* [DIRECTIONS FOR THIS TASK]: Switch every "plot-frame" in the items below to "plot-area" and write the lines out again with nothing else changed. Leave the pictures out of your answer.

__________

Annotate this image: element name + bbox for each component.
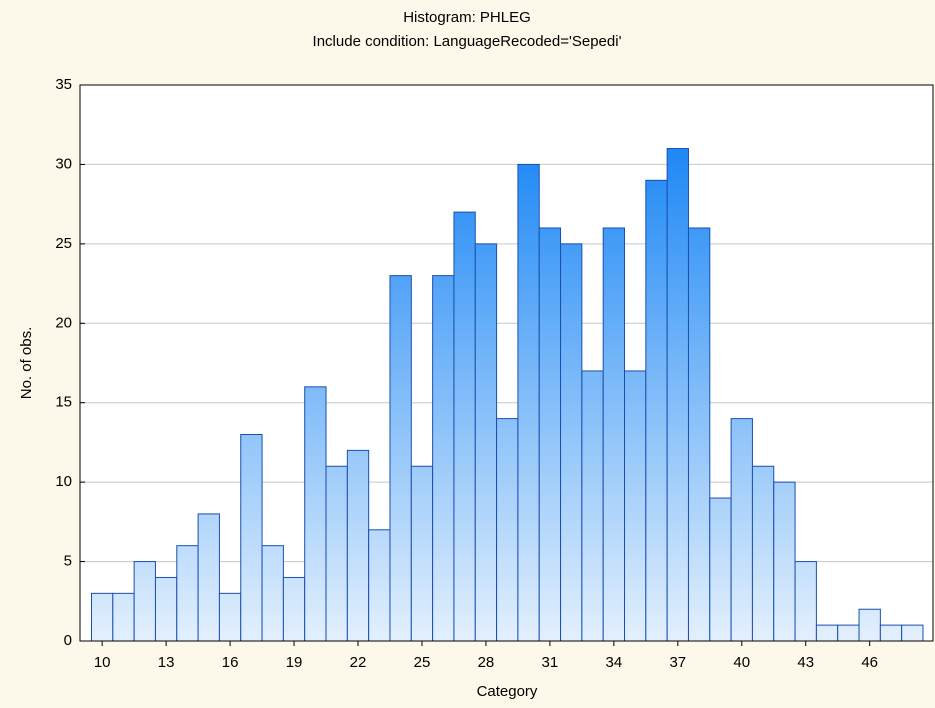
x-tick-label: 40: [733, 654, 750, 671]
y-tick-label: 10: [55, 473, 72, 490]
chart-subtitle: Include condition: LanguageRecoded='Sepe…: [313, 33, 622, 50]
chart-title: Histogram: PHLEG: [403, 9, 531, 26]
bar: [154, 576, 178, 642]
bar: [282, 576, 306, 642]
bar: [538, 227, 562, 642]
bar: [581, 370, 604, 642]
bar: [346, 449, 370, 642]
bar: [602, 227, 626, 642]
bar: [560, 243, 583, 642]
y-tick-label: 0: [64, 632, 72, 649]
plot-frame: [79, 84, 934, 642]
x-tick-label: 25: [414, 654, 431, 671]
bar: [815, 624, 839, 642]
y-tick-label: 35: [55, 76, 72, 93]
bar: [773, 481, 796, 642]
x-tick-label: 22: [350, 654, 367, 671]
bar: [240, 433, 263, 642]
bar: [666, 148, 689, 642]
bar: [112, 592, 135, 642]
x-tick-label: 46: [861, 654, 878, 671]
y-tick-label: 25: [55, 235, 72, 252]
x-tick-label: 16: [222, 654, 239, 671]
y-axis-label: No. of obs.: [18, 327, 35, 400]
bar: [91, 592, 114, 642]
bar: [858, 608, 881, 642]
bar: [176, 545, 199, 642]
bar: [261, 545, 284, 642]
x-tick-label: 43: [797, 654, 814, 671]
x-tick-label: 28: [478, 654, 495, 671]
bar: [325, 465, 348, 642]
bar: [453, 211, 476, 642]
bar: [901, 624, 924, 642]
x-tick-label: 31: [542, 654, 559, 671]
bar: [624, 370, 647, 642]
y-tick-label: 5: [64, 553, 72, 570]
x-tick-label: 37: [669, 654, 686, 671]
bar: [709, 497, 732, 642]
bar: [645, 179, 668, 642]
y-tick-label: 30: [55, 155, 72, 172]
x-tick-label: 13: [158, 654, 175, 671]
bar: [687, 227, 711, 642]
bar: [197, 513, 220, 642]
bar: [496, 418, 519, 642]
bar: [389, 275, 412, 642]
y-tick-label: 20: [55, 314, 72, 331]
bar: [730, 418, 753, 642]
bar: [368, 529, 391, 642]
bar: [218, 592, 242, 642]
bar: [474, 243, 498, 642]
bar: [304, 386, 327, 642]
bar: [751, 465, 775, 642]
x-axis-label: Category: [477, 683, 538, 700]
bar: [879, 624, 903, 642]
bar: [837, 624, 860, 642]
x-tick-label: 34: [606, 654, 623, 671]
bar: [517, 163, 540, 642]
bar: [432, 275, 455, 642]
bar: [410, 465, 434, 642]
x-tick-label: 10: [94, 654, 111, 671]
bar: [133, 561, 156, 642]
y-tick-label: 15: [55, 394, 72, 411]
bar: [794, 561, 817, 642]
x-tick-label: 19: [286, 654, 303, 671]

__________

* [ANSWER TO THE EXERCISE]:
Annotate this image: element name + bbox for each component.
x-tick-label: 40: [733, 654, 750, 671]
y-tick-label: 10: [55, 473, 72, 490]
chart-subtitle: Include condition: LanguageRecoded='Sepe…: [313, 33, 622, 50]
chart-title: Histogram: PHLEG: [403, 9, 531, 26]
bar: [154, 576, 178, 642]
bar: [282, 576, 306, 642]
bar: [538, 227, 562, 642]
bar: [581, 370, 604, 642]
bar: [346, 449, 370, 642]
bar: [602, 227, 626, 642]
bar: [560, 243, 583, 642]
y-tick-label: 0: [64, 632, 72, 649]
plot-area: [79, 84, 934, 642]
x-tick-label: 25: [414, 654, 431, 671]
bar: [815, 624, 839, 642]
y-tick-label: 35: [55, 76, 72, 93]
bar: [773, 481, 796, 642]
x-tick-label: 22: [350, 654, 367, 671]
bar: [240, 433, 263, 642]
bar: [666, 148, 689, 642]
bar: [112, 592, 135, 642]
x-tick-label: 46: [861, 654, 878, 671]
y-tick-label: 25: [55, 235, 72, 252]
x-tick-label: 16: [222, 654, 239, 671]
y-axis-label: No. of obs.: [18, 327, 35, 400]
bar: [91, 592, 114, 642]
bar: [858, 608, 881, 642]
bar: [176, 545, 199, 642]
bar: [261, 545, 284, 642]
x-tick-label: 43: [797, 654, 814, 671]
x-tick-label: 28: [478, 654, 495, 671]
bar: [325, 465, 348, 642]
bar: [453, 211, 476, 642]
bar: [901, 624, 924, 642]
x-tick-label: 31: [542, 654, 559, 671]
bar: [624, 370, 647, 642]
y-tick-label: 5: [64, 553, 72, 570]
x-tick-label: 37: [669, 654, 686, 671]
bar: [709, 497, 732, 642]
bar: [645, 179, 668, 642]
y-tick-label: 30: [55, 155, 72, 172]
x-tick-label: 13: [158, 654, 175, 671]
bar: [687, 227, 711, 642]
bar: [197, 513, 220, 642]
bar: [496, 418, 519, 642]
bar: [389, 275, 412, 642]
y-tick-label: 20: [55, 314, 72, 331]
bar: [730, 418, 753, 642]
bar: [368, 529, 391, 642]
bar: [218, 592, 242, 642]
bar: [474, 243, 498, 642]
bar: [304, 386, 327, 642]
bar: [751, 465, 775, 642]
x-axis-label: Category: [477, 683, 538, 700]
bar: [879, 624, 903, 642]
bar: [837, 624, 860, 642]
x-tick-label: 34: [606, 654, 623, 671]
bar: [517, 163, 540, 642]
bar: [432, 275, 455, 642]
bar: [410, 465, 434, 642]
x-tick-label: 10: [94, 654, 111, 671]
bar: [133, 561, 156, 642]
y-tick-label: 15: [55, 394, 72, 411]
bar: [794, 561, 817, 642]
x-tick-label: 19: [286, 654, 303, 671]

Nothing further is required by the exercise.